EXERCISE DIRECTIONS - Below are records. Copy every line with "this" in it.

Figure contents as structured data -
[Begin]
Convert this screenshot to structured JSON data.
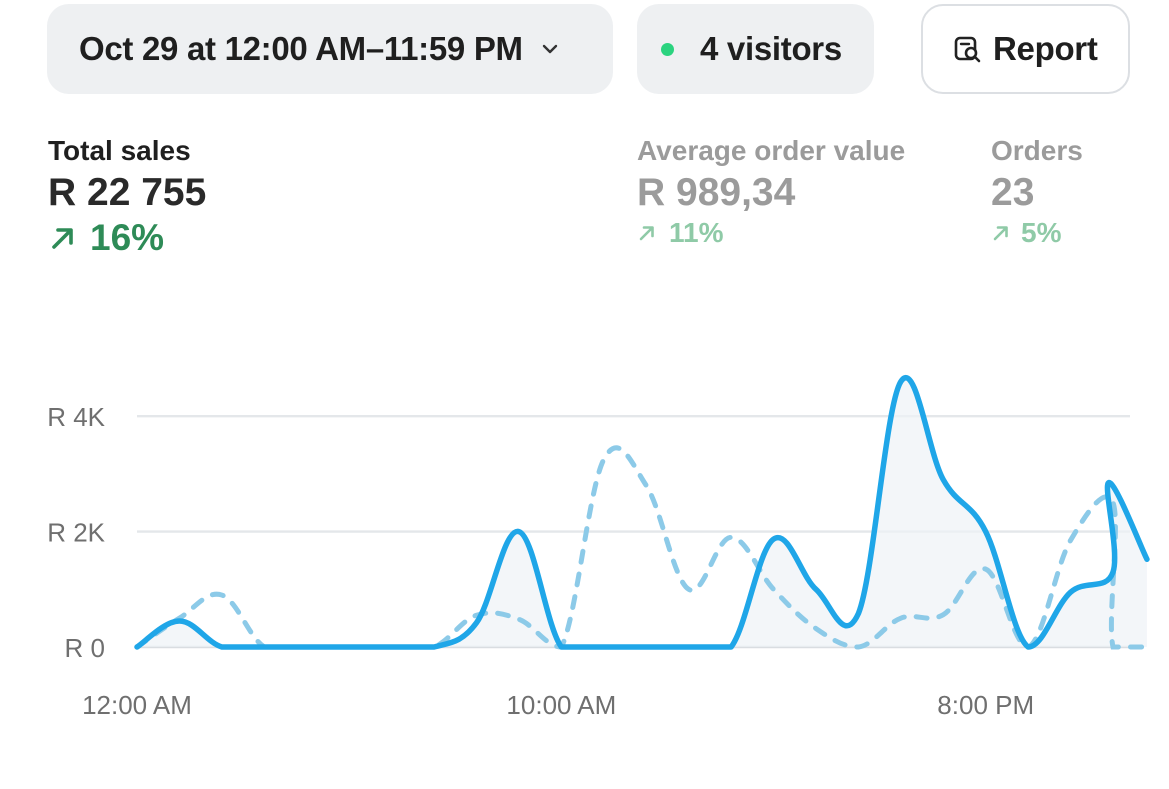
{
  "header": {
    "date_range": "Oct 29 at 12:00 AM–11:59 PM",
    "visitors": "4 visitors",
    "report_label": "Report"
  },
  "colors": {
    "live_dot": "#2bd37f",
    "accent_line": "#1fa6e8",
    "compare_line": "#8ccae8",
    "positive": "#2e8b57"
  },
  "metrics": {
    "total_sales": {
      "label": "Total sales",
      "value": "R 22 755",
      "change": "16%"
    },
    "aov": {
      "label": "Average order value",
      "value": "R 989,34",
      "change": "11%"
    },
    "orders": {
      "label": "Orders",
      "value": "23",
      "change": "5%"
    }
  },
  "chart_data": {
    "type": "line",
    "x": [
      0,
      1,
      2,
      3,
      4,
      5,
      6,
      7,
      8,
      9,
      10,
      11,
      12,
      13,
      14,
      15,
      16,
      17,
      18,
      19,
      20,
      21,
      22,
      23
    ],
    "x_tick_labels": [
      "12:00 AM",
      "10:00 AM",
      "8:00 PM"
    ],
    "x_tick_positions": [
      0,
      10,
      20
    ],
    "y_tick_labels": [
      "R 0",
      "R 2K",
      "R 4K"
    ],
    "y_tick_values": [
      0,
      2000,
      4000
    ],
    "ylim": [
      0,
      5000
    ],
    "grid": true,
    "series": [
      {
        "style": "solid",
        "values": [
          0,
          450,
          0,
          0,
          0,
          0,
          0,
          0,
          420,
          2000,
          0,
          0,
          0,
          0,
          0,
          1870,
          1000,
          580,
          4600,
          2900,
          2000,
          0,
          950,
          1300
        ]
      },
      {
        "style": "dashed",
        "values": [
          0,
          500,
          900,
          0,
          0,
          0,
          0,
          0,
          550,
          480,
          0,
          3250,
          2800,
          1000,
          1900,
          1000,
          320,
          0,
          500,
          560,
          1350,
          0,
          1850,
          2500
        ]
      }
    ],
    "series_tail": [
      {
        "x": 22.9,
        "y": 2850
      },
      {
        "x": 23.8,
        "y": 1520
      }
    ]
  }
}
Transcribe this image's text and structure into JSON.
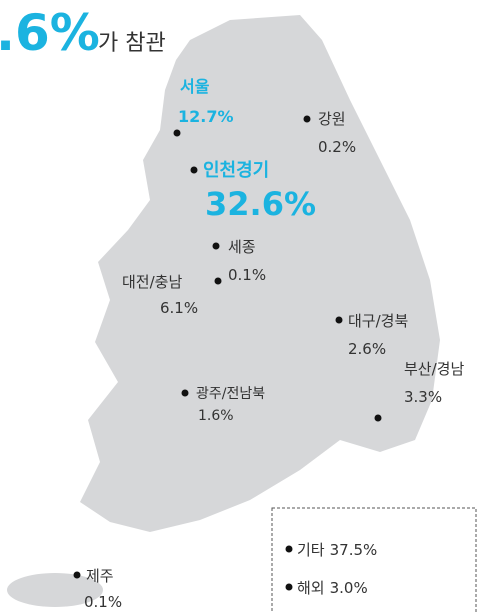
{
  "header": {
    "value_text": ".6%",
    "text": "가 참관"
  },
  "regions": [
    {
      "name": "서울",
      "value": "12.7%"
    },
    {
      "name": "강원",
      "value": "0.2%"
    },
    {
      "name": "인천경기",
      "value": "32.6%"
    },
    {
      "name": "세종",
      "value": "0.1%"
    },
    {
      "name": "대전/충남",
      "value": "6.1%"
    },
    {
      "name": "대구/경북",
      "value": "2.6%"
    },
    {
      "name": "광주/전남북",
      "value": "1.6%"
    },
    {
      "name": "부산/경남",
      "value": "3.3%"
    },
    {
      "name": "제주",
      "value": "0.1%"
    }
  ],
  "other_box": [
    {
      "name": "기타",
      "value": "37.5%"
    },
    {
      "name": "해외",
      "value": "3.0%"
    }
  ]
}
[End]
THE RESULT -
Convert this screenshot to structured JSON data.
Transcribe this image's text and structure into JSON.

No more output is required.